Do this
Take every line from the listing below that contains "title".

>> Start Given records

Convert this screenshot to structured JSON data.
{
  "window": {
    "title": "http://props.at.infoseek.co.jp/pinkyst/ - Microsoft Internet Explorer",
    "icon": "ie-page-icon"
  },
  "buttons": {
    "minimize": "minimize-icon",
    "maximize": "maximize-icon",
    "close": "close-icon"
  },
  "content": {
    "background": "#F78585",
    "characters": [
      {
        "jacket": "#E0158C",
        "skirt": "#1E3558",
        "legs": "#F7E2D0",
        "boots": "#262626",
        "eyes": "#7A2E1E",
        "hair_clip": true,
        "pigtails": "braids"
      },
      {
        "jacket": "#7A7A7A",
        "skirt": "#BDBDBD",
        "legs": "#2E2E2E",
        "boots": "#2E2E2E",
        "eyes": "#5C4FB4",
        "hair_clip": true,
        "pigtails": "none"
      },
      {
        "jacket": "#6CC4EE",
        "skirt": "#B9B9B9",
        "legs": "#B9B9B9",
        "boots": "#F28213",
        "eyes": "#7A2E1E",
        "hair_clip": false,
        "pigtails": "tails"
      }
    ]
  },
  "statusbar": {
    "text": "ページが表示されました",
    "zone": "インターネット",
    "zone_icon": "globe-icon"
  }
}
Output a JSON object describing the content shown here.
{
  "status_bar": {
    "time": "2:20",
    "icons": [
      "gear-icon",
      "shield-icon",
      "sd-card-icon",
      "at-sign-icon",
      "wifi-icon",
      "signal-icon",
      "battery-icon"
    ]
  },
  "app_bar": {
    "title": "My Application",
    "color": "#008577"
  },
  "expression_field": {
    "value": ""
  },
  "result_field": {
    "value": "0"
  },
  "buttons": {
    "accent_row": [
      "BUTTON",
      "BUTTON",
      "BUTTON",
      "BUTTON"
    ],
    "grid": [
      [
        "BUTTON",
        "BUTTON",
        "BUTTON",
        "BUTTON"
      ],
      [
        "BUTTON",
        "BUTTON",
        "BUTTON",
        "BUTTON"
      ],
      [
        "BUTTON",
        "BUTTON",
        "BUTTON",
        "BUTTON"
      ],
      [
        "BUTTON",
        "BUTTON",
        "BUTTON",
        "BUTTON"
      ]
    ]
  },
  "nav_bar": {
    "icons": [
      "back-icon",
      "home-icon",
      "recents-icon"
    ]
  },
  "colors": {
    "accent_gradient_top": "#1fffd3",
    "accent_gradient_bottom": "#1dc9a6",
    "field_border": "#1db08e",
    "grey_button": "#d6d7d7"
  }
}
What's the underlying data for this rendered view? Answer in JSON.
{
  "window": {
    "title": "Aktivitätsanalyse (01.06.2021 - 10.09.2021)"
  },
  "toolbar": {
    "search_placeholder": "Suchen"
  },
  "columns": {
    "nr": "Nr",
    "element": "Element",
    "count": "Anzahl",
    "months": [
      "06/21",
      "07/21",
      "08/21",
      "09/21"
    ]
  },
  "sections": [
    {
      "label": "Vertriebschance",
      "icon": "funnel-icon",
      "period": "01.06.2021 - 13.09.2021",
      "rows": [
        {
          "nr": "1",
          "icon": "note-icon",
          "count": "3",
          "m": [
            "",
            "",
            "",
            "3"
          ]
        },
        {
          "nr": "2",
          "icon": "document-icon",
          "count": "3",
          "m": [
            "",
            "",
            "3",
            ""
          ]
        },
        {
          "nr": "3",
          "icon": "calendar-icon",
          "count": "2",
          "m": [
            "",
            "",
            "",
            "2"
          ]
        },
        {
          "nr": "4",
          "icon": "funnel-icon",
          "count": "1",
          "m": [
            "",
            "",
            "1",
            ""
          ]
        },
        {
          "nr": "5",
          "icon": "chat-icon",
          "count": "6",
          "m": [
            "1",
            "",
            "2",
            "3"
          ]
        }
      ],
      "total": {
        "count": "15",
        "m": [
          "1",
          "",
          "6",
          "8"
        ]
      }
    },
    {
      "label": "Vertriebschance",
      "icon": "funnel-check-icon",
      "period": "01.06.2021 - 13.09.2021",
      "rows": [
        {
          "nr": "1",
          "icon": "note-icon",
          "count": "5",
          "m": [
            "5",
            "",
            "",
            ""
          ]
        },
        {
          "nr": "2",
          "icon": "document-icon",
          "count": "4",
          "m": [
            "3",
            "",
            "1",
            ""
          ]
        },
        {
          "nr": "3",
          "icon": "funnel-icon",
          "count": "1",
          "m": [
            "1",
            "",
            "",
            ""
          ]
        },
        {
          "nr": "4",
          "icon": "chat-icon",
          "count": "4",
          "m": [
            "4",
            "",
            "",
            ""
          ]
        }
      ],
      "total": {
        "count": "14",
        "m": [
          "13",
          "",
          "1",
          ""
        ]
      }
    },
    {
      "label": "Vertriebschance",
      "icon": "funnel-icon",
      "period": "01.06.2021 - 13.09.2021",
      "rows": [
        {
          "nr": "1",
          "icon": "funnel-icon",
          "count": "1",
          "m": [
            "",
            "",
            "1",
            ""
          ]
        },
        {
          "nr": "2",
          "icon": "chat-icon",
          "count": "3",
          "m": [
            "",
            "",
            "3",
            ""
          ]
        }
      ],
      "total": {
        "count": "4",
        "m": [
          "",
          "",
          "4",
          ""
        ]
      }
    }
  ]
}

>> End Given records

Correct output
    "title": "http://props.at.infoseek.co.jp/pinkyst/ - Microsoft Internet Explorer",
    "title": "My Application",
    "title": "Aktivitätsanalyse (01.06.2021 - 10.09.2021)"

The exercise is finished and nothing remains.